Les sites anglo saxons sont d’ailleurs plutôt bien fournis sur ce peuple ignoré de ce coté ci de la Manche.( Tapez « Gewissae » en recherche internationale.) Normal, ce sont pour grande partie leurs ancêtres!




Even though the Norman monk Orderic Vitalis wrote his massive work[i]((L'Historia ecclesiastica) at the abbey of Saint Évroult in Normandy between the years 1114 and 1141, his wide connections among the Norman nobility meant that he was well informed about events from the middle of the eleventh century and on: The Impact of the Norman Conquest of England on Marriage (2:219, 221)

”At this time certain Norman women, consumed by fierce lust, sent message after message to their husbands urging them to return at once, and adding that unless they did so with all speed they would take other husbands for themselves. For they dared not join their men themselves, being unaccustomed to the sea crossing and afraid of seeking them out in England, where they were engaging in armed forays every day and blood flowed freely on both sides. The king, with so much fighting on his hands, was most anxious to keep all his knights about him, and made them a friendly offer of lands and revenues and great authority, promising them more when he had completely rid the kingdom of his enemies. His loyal barons and stalwart fighting-men were greatly perturbed, for they saw that continual risings threatened the king and their brothers, friends, and allies, and feared that if they abandoned him they would be openly branded as traitors and cowardly deserters. On the other hand, what could honorable men do if their lascivious wives polluted their beds with adultery and brought indelible shame and dishonor on their offspring?
As a result Hugh of Grandmesnil, who was governor of the Gewissae - that is, the region around Winchester - and his brother-in-law Humphrey of Tilleul, who had held the castle of Hastings from the day of its foundation, and many other departed the country heavy at heart, and unwilling to go because they were deserting the king whilst he was struggling in a foreign land. They returned to Normandy to oblige their wanton wives; but neither they nor their heirs were ever able to recover the fiefs [in England] which they had held and chosen to abandon.”[/i]


Governor of the Gewissae...!!! Je serai curieux de connaitre l'expression latine originale d'Orderic Vital.
S'il s'agit il d'un titre officiel, c'est tout à fait exeptionnel à cette date!
Et Hugh de Grandmesnil 1032-1098 était surtout fiéfé dans le Leicestershire selon le Domesday book.

ca chauffe pas mal sur la piste d'Hervé du Léon, seigneur de Devize et comte du Wiltshire en 1141, je pense.

Comptant sur vos contributions,

Bloavez mad !

MessagePosté: Sam 03 Jan, 2009 1:20
de André-Yves Bourgès
jakes a écrit:Governor of the Gewissae...!!! Je serai curieux de connaitre l'expression latine originale d'Orderic Vital.

========

-- Consigne --
Recopiez à l'identique, dans le texte sur les Gewissae, tout ce qui va de « S'il s'agit il » jusqu'à « le Domesday book. ». La liste qui suit n'a aucun lien avec le texte sur les Gewissae.

========

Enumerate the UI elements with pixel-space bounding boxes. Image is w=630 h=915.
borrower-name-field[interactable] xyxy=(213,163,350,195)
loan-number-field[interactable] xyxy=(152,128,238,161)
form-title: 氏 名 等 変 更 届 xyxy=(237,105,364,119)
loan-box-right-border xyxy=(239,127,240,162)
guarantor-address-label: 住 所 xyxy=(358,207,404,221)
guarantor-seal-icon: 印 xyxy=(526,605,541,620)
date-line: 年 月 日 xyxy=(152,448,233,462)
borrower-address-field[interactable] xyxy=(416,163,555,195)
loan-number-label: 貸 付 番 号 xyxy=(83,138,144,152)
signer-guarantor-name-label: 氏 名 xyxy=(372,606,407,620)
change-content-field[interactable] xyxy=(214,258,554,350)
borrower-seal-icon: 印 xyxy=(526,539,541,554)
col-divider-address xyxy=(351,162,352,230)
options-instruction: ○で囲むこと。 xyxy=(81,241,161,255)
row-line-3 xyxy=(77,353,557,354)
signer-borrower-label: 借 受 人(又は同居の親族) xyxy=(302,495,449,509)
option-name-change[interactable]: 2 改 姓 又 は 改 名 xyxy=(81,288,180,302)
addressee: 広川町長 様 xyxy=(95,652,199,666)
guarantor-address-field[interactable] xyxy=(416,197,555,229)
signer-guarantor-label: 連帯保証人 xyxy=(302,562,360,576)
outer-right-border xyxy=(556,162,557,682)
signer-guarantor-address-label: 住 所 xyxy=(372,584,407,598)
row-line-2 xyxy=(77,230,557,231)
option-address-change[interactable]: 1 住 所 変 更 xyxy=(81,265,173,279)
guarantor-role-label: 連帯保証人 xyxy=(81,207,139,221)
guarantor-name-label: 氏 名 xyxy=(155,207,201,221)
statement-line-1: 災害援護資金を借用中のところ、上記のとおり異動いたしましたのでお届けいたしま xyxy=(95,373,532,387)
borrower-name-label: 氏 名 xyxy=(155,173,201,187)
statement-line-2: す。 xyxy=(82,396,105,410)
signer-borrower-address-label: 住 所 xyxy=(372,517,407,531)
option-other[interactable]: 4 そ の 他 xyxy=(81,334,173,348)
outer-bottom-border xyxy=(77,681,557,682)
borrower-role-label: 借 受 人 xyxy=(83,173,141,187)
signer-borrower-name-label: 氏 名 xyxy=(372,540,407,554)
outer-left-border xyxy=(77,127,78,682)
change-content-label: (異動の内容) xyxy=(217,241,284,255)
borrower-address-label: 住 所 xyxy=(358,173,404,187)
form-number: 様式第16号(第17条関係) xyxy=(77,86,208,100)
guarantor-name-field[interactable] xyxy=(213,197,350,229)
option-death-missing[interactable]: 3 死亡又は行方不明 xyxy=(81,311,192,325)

========

-- Réponse rédigée --
S'il s'agit il d'un titre officiel, c'est tout à fait exeptionnel à cette date!
Et Hugh de Grandmesnil 1032-1098 était surtout fiéfé dans le Leicestershire selon le Domesday book.